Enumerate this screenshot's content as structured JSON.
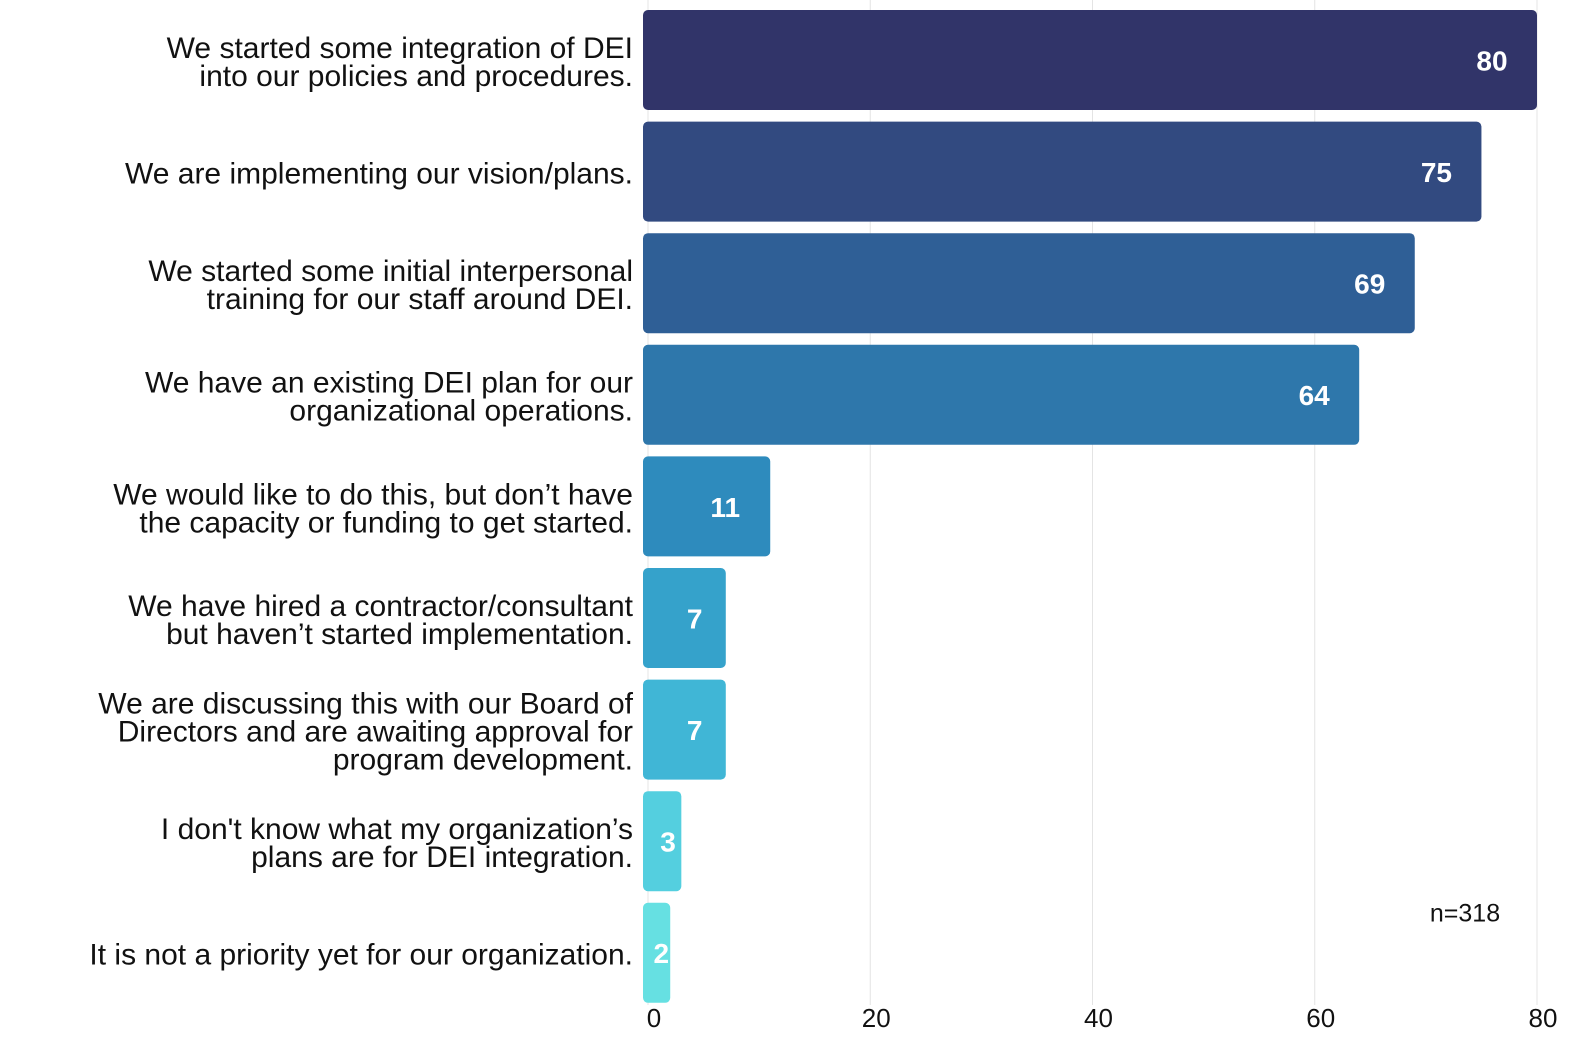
{
  "chart_data": {
    "type": "bar",
    "orientation": "horizontal",
    "categories": [
      [
        "We started some integration of DEI",
        "into our policies and procedures."
      ],
      [
        "We are implementing our vision/plans."
      ],
      [
        "We started some initial interpersonal",
        "training for our staff around DEI."
      ],
      [
        "We have an existing DEI plan for our",
        "organizational operations."
      ],
      [
        "We would like to do this, but don’t have",
        "the capacity or funding to get started."
      ],
      [
        "We have hired a contractor/consultant",
        "but haven’t started implementation."
      ],
      [
        "We are discussing this with our Board of",
        "Directors and are awaiting approval for",
        "program development."
      ],
      [
        "I don't know what my organization’s",
        "plans are for DEI integration."
      ],
      [
        "It is not a priority yet for our organization."
      ]
    ],
    "values": [
      80,
      75,
      69,
      64,
      11,
      7,
      7,
      3,
      2
    ],
    "colors": [
      "#313469",
      "#324a80",
      "#2f5f96",
      "#2e77ab",
      "#2e8bbd",
      "#35a2cb",
      "#40b6d6",
      "#54cfdf",
      "#66e0e2"
    ],
    "xlim": [
      0,
      80
    ],
    "xticks": [
      0,
      20,
      40,
      60,
      80
    ],
    "grid": true,
    "annotation": "n=318"
  }
}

Exercise objective: Transcribe the records verbatim and omit the images.

Solved exercise:
Enumerate this screenshot's content as structured JSON.
{
  "chart_data": {
    "type": "bar",
    "orientation": "horizontal",
    "categories": [
      [
        "We started some integration of DEI",
        "into our policies and procedures."
      ],
      [
        "We are implementing our vision/plans."
      ],
      [
        "We started some initial interpersonal",
        "training for our staff around DEI."
      ],
      [
        "We have an existing DEI plan for our",
        "organizational operations."
      ],
      [
        "We would like to do this, but don’t have",
        "the capacity or funding to get started."
      ],
      [
        "We have hired a contractor/consultant",
        "but haven’t started implementation."
      ],
      [
        "We are discussing this with our Board of",
        "Directors and are awaiting approval for",
        "program development."
      ],
      [
        "I don't know what my organization’s",
        "plans are for DEI integration."
      ],
      [
        "It is not a priority yet for our organization."
      ]
    ],
    "values": [
      80,
      75,
      69,
      64,
      11,
      7,
      7,
      3,
      2
    ],
    "colors": [
      "#313469",
      "#324a80",
      "#2f5f96",
      "#2e77ab",
      "#2e8bbd",
      "#35a2cb",
      "#40b6d6",
      "#54cfdf",
      "#66e0e2"
    ],
    "xlim": [
      0,
      80
    ],
    "xticks": [
      0,
      20,
      40,
      60,
      80
    ],
    "grid": true,
    "annotation": "n=318"
  }
}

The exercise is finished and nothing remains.